* [REQUIRED TASK]: Convert every line of the data below into a JSON list of strings, one string per line, skipping blank lines. Leave the pictures out of the result.

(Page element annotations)
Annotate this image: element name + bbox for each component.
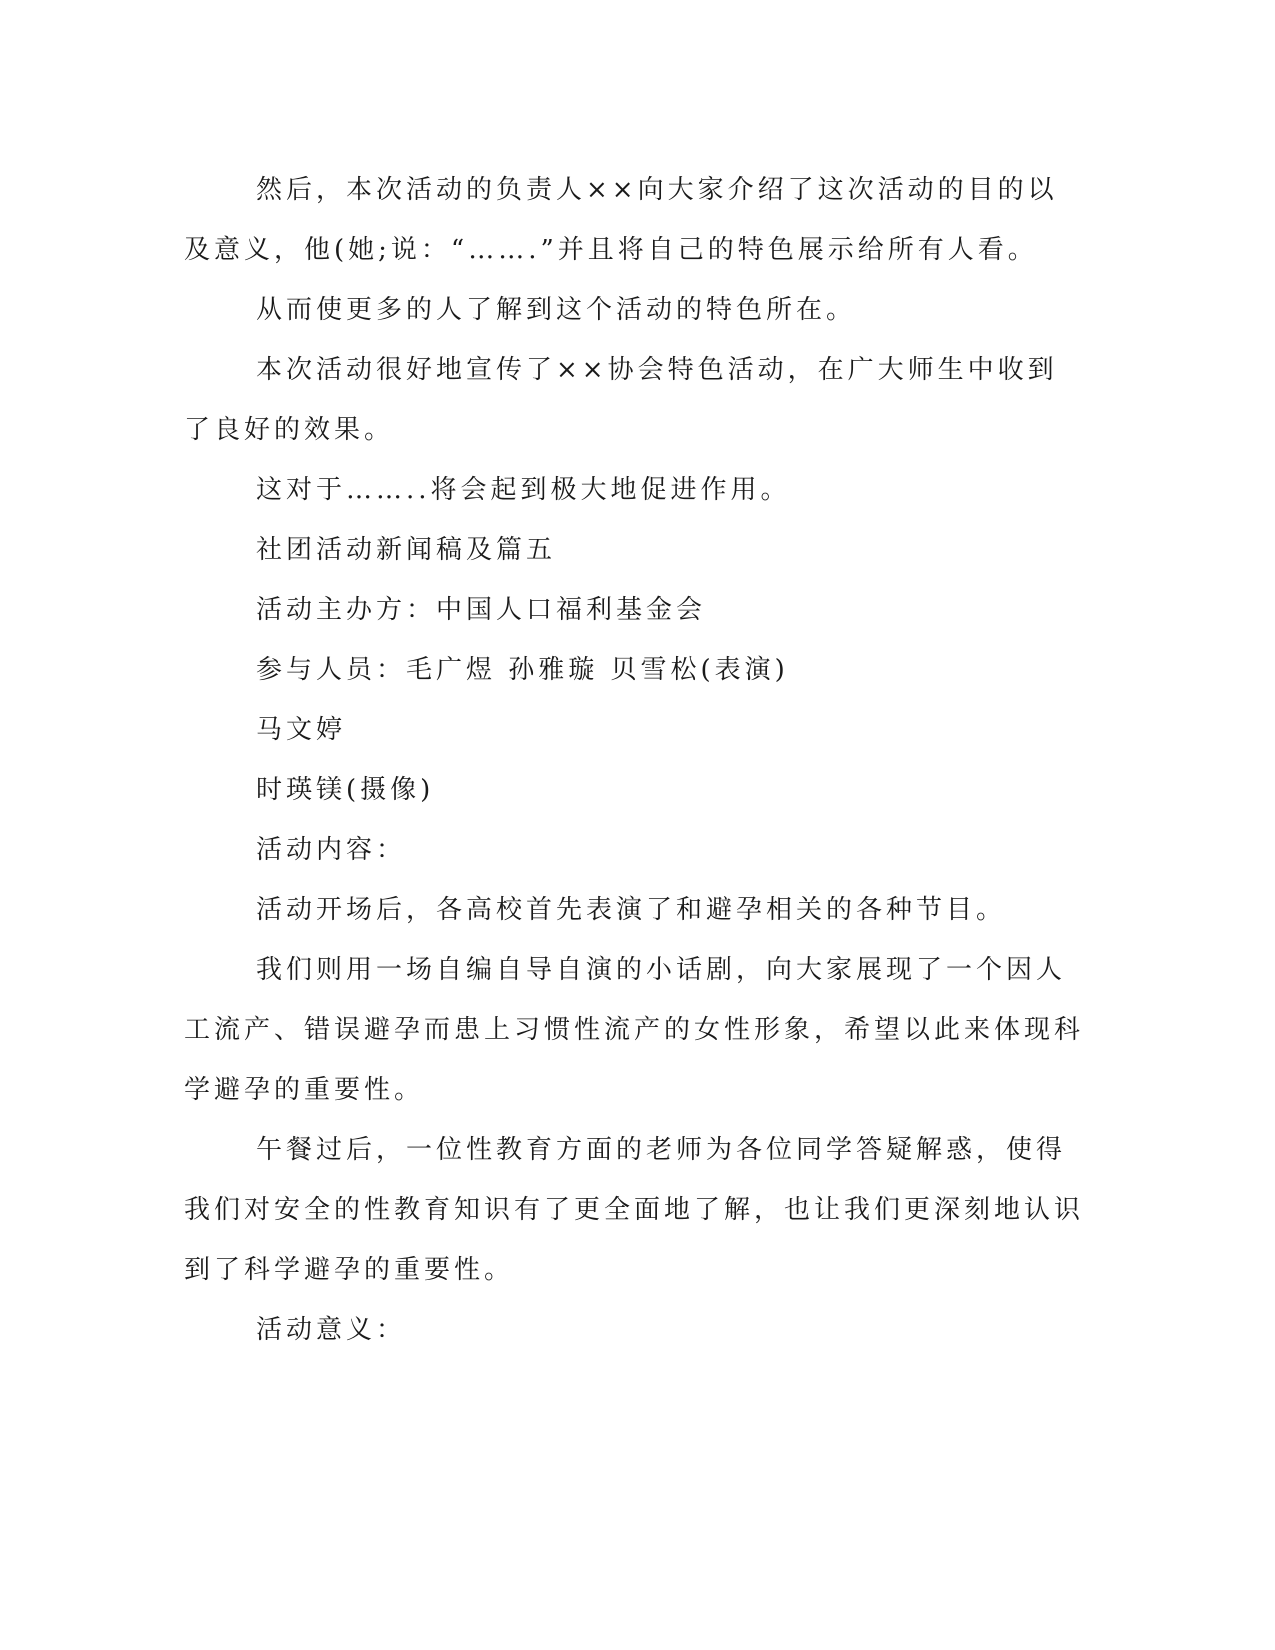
- paragraph-participants: 参与人员：毛广煜 孙雅璇 贝雪松(表演): [256, 655, 789, 685]
- paragraph-promotion-role: 这对于……..将会起到极大地促进作用。: [256, 475, 791, 505]
- paragraph-photographer: 时瑛镁(摄像): [256, 775, 435, 805]
- paragraph-intro-speech: 然后，本次活动的负责人××向大家介绍了这次活动的目的以及意义，他(她;说：“…….”并且将自己的特色展示给所有人看。: [184, 175, 1058, 265]
- paragraph-drama: 我们则用一场自编自导自演的小话剧，向大家展现了一个因人工流产、错误避孕而患上习惯性流产的女性形象，希望以此来体现科学避孕的重要性。: [184, 955, 1085, 1105]
- paragraph-promotion-effect: 本次活动很好地宣传了××协会特色活动，在广大师生中收到了良好的效果。: [184, 355, 1058, 445]
- paragraph-opening: 活动开场后，各高校首先表演了和避孕相关的各种节目。: [256, 895, 1007, 925]
- paragraph-content-label: 活动内容：: [256, 835, 407, 865]
- paragraph-participant-name: 马文婷: [256, 715, 347, 745]
- document-body: [184, 160, 1084, 1360]
- paragraph-organizer: 活动主办方：中国人口福利基金会: [256, 595, 707, 625]
- paragraph-understanding: 从而使更多的人了解到这个活动的特色所在。: [256, 295, 857, 325]
- paragraph-after-lunch: 午餐过后，一位性教育方面的老师为各位同学答疑解惑，使得我们对安全的性教育知识有了更全面地了解，也让我们更深刻地认识到了科学避孕的重要性。: [184, 1135, 1085, 1285]
- paragraph-significance-label: 活动意义：: [256, 1315, 407, 1345]
- section-heading: 社团活动新闻稿及篇五: [256, 535, 557, 565]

* [OUTPUT OF THE EXERCISE]:
[
  "Annotate this image: element name + bbox for each component.",
  "- paragraph-participants: 参与人员：毛广煜 孙雅璇 贝雪松(表演): [256, 655, 789, 685]",
  "- paragraph-promotion-role: 这对于……..将会起到极大地促进作用。: [256, 475, 791, 505]",
  "- paragraph-photographer: 时瑛镁(摄像): [256, 775, 435, 805]",
  "- paragraph-intro-speech: 然后，本次活动的负责人××向大家介绍了这次活动的目的以及意义，他(她;说：“…….”并且将自己的特色展示给所有人看。: [184, 175, 1058, 265]",
  "- paragraph-drama: 我们则用一场自编自导自演的小话剧，向大家展现了一个因人工流产、错误避孕而患上习惯性流产的女性形象，希望以此来体现科学避孕的重要性。: [184, 955, 1085, 1105]",
  "- paragraph-promotion-effect: 本次活动很好地宣传了××协会特色活动，在广大师生中收到了良好的效果。: [184, 355, 1058, 445]",
  "- paragraph-opening: 活动开场后，各高校首先表演了和避孕相关的各种节目。: [256, 895, 1007, 925]",
  "- paragraph-content-label: 活动内容：: [256, 835, 407, 865]",
  "- paragraph-participant-name: 马文婷: [256, 715, 347, 745]",
  "- document-body: [184, 160, 1084, 1360]",
  "- paragraph-organizer: 活动主办方：中国人口福利基金会: [256, 595, 707, 625]",
  "- paragraph-understanding: 从而使更多的人了解到这个活动的特色所在。: [256, 295, 857, 325]",
  "- paragraph-after-lunch: 午餐过后，一位性教育方面的老师为各位同学答疑解惑，使得我们对安全的性教育知识有了更全面地了解，也让我们更深刻地认识到了科学避孕的重要性。: [184, 1135, 1085, 1285]",
  "- paragraph-significance-label: 活动意义：: [256, 1315, 407, 1345]",
  "- section-heading: 社团活动新闻稿及篇五: [256, 535, 557, 565]"
]